### Written problem
Go through the listing below and list every line with "this".

— start of Data section —

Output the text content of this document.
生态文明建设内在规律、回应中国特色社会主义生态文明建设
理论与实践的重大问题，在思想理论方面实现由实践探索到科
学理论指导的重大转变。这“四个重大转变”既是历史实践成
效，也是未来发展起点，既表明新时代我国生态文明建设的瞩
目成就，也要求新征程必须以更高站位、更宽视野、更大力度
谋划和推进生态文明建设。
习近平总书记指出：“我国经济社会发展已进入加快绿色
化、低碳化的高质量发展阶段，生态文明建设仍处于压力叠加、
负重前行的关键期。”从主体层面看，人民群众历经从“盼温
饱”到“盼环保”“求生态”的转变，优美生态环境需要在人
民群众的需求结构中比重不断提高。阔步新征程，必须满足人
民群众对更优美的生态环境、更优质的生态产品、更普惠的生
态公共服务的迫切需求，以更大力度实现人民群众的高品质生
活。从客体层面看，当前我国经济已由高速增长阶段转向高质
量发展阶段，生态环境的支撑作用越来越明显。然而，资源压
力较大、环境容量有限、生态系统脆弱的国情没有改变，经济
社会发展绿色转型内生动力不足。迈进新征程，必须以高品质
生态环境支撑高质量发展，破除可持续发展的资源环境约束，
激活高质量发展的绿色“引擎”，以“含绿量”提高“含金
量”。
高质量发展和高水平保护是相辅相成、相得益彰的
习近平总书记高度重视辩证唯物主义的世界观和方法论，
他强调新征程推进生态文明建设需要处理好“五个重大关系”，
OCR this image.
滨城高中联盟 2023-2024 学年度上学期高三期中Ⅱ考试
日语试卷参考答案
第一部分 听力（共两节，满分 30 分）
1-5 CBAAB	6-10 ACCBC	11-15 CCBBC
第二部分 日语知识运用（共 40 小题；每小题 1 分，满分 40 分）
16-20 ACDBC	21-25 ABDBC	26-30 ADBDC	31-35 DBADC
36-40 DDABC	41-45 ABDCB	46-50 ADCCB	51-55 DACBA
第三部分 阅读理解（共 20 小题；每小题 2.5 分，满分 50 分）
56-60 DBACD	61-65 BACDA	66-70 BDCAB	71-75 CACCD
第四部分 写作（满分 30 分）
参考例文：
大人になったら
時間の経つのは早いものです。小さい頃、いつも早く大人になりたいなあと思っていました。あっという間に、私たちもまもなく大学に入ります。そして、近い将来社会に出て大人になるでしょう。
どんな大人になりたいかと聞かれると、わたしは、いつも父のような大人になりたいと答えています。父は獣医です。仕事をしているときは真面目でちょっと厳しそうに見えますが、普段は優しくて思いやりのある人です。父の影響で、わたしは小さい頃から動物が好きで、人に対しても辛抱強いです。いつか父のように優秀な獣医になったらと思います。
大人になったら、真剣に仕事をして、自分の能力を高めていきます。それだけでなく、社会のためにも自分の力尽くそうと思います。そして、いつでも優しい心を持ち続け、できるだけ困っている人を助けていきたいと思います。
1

— end of Data section —

### Written answer
Output the text content of this document.
OCR this image.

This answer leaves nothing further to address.